_Data for the task_
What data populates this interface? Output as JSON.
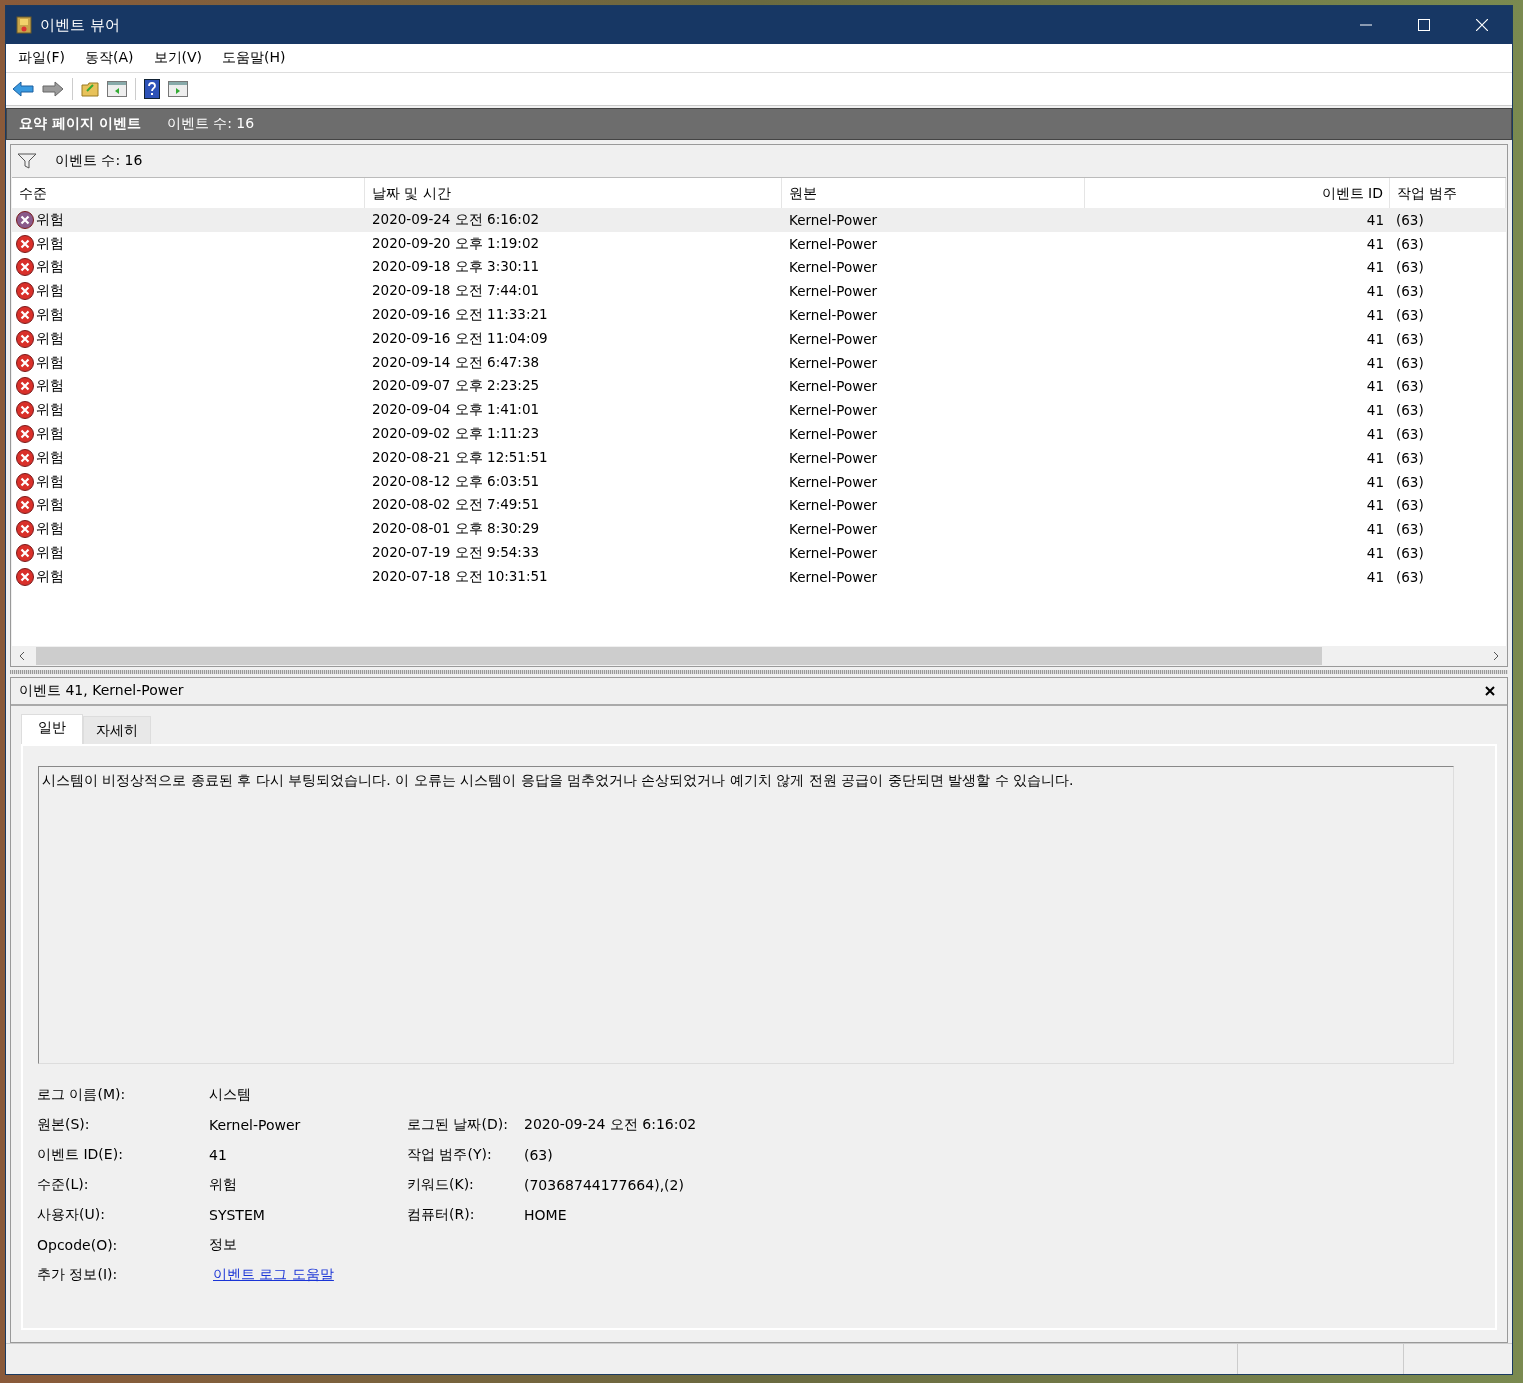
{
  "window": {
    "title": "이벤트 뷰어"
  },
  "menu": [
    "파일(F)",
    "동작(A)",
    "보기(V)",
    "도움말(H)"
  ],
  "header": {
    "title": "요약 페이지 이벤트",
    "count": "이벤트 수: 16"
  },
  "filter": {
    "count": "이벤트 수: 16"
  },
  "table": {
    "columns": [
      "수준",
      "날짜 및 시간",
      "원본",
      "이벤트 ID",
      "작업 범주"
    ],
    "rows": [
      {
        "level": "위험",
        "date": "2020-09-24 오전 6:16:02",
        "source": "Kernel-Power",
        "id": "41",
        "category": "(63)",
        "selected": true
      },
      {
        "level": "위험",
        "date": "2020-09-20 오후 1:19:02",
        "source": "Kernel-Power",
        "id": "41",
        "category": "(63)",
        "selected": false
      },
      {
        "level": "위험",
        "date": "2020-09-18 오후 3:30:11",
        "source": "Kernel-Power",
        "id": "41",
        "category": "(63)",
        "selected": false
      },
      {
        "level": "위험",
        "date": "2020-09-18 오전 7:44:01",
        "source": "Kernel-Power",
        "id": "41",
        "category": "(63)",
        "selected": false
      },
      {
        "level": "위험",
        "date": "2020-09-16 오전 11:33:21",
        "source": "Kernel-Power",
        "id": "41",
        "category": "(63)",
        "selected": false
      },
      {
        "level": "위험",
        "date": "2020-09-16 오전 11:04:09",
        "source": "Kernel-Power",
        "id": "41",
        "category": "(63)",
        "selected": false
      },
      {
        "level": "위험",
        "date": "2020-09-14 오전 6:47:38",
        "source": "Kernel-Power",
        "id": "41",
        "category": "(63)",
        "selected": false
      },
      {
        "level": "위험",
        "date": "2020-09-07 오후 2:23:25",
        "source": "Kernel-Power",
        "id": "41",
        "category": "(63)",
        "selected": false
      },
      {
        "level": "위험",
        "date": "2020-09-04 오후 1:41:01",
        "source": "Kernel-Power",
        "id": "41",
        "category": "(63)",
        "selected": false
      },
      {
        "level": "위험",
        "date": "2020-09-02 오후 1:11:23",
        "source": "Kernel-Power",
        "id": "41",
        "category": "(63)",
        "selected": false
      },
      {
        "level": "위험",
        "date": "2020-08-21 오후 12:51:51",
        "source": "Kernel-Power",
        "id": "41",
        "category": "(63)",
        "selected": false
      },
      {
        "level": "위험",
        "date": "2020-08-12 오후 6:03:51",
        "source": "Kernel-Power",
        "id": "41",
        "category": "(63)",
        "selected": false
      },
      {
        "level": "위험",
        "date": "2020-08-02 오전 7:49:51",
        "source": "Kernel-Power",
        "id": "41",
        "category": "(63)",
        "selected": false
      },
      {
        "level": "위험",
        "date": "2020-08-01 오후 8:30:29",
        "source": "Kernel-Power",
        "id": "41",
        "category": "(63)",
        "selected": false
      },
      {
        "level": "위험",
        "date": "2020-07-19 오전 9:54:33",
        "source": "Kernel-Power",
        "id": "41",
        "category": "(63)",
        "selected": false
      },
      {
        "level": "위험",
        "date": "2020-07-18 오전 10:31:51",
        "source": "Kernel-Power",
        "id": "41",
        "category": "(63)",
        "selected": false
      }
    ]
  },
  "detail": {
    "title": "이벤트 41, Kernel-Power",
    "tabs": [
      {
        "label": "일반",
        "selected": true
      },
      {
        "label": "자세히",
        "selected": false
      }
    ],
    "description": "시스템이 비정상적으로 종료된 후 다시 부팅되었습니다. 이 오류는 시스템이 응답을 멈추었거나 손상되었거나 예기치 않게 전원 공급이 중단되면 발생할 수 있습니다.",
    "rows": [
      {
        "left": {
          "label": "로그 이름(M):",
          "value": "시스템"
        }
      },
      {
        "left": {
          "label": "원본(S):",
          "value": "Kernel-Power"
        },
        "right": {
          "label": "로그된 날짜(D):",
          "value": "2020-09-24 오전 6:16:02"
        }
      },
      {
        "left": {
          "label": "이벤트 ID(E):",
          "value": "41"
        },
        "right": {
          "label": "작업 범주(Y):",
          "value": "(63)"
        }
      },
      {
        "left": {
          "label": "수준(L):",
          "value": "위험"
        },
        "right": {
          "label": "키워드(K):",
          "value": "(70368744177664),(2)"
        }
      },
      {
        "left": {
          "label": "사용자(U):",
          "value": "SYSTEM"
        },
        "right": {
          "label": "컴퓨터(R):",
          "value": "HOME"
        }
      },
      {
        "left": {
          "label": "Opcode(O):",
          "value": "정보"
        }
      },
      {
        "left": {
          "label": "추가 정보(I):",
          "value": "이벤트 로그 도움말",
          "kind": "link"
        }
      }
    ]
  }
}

_To be done_
Reproduce the material above in full and without alteration, but skip all pictures.

_Solution for this exercise_
What data populates this interface? Output as JSON.
{
  "window": {
    "title": "이벤트 뷰어"
  },
  "menu": [
    "파일(F)",
    "동작(A)",
    "보기(V)",
    "도움말(H)"
  ],
  "header": {
    "title": "요약 페이지 이벤트",
    "count": "이벤트 수: 16"
  },
  "filter": {
    "count": "이벤트 수: 16"
  },
  "table": {
    "columns": [
      "수준",
      "날짜 및 시간",
      "원본",
      "이벤트 ID",
      "작업 범주"
    ],
    "rows": [
      {
        "level": "위험",
        "date": "2020-09-24 오전 6:16:02",
        "source": "Kernel-Power",
        "id": "41",
        "category": "(63)",
        "selected": true
      },
      {
        "level": "위험",
        "date": "2020-09-20 오후 1:19:02",
        "source": "Kernel-Power",
        "id": "41",
        "category": "(63)",
        "selected": false
      },
      {
        "level": "위험",
        "date": "2020-09-18 오후 3:30:11",
        "source": "Kernel-Power",
        "id": "41",
        "category": "(63)",
        "selected": false
      },
      {
        "level": "위험",
        "date": "2020-09-18 오전 7:44:01",
        "source": "Kernel-Power",
        "id": "41",
        "category": "(63)",
        "selected": false
      },
      {
        "level": "위험",
        "date": "2020-09-16 오전 11:33:21",
        "source": "Kernel-Power",
        "id": "41",
        "category": "(63)",
        "selected": false
      },
      {
        "level": "위험",
        "date": "2020-09-16 오전 11:04:09",
        "source": "Kernel-Power",
        "id": "41",
        "category": "(63)",
        "selected": false
      },
      {
        "level": "위험",
        "date": "2020-09-14 오전 6:47:38",
        "source": "Kernel-Power",
        "id": "41",
        "category": "(63)",
        "selected": false
      },
      {
        "level": "위험",
        "date": "2020-09-07 오후 2:23:25",
        "source": "Kernel-Power",
        "id": "41",
        "category": "(63)",
        "selected": false
      },
      {
        "level": "위험",
        "date": "2020-09-04 오후 1:41:01",
        "source": "Kernel-Power",
        "id": "41",
        "category": "(63)",
        "selected": false
      },
      {
        "level": "위험",
        "date": "2020-09-02 오후 1:11:23",
        "source": "Kernel-Power",
        "id": "41",
        "category": "(63)",
        "selected": false
      },
      {
        "level": "위험",
        "date": "2020-08-21 오후 12:51:51",
        "source": "Kernel-Power",
        "id": "41",
        "category": "(63)",
        "selected": false
      },
      {
        "level": "위험",
        "date": "2020-08-12 오후 6:03:51",
        "source": "Kernel-Power",
        "id": "41",
        "category": "(63)",
        "selected": false
      },
      {
        "level": "위험",
        "date": "2020-08-02 오전 7:49:51",
        "source": "Kernel-Power",
        "id": "41",
        "category": "(63)",
        "selected": false
      },
      {
        "level": "위험",
        "date": "2020-08-01 오후 8:30:29",
        "source": "Kernel-Power",
        "id": "41",
        "category": "(63)",
        "selected": false
      },
      {
        "level": "위험",
        "date": "2020-07-19 오전 9:54:33",
        "source": "Kernel-Power",
        "id": "41",
        "category": "(63)",
        "selected": false
      },
      {
        "level": "위험",
        "date": "2020-07-18 오전 10:31:51",
        "source": "Kernel-Power",
        "id": "41",
        "category": "(63)",
        "selected": false
      }
    ]
  },
  "detail": {
    "title": "이벤트 41, Kernel-Power",
    "tabs": [
      {
        "label": "일반",
        "selected": true
      },
      {
        "label": "자세히",
        "selected": false
      }
    ],
    "description": "시스템이 비정상적으로 종료된 후 다시 부팅되었습니다. 이 오류는 시스템이 응답을 멈추었거나 손상되었거나 예기치 않게 전원 공급이 중단되면 발생할 수 있습니다.",
    "rows": [
      {
        "left": {
          "label": "로그 이름(M):",
          "value": "시스템"
        }
      },
      {
        "left": {
          "label": "원본(S):",
          "value": "Kernel-Power"
        },
        "right": {
          "label": "로그된 날짜(D):",
          "value": "2020-09-24 오전 6:16:02"
        }
      },
      {
        "left": {
          "label": "이벤트 ID(E):",
          "value": "41"
        },
        "right": {
          "label": "작업 범주(Y):",
          "value": "(63)"
        }
      },
      {
        "left": {
          "label": "수준(L):",
          "value": "위험"
        },
        "right": {
          "label": "키워드(K):",
          "value": "(70368744177664),(2)"
        }
      },
      {
        "left": {
          "label": "사용자(U):",
          "value": "SYSTEM"
        },
        "right": {
          "label": "컴퓨터(R):",
          "value": "HOME"
        }
      },
      {
        "left": {
          "label": "Opcode(O):",
          "value": "정보"
        }
      },
      {
        "left": {
          "label": "추가 정보(I):",
          "value": "이벤트 로그 도움말",
          "kind": "link"
        }
      }
    ]
  }
}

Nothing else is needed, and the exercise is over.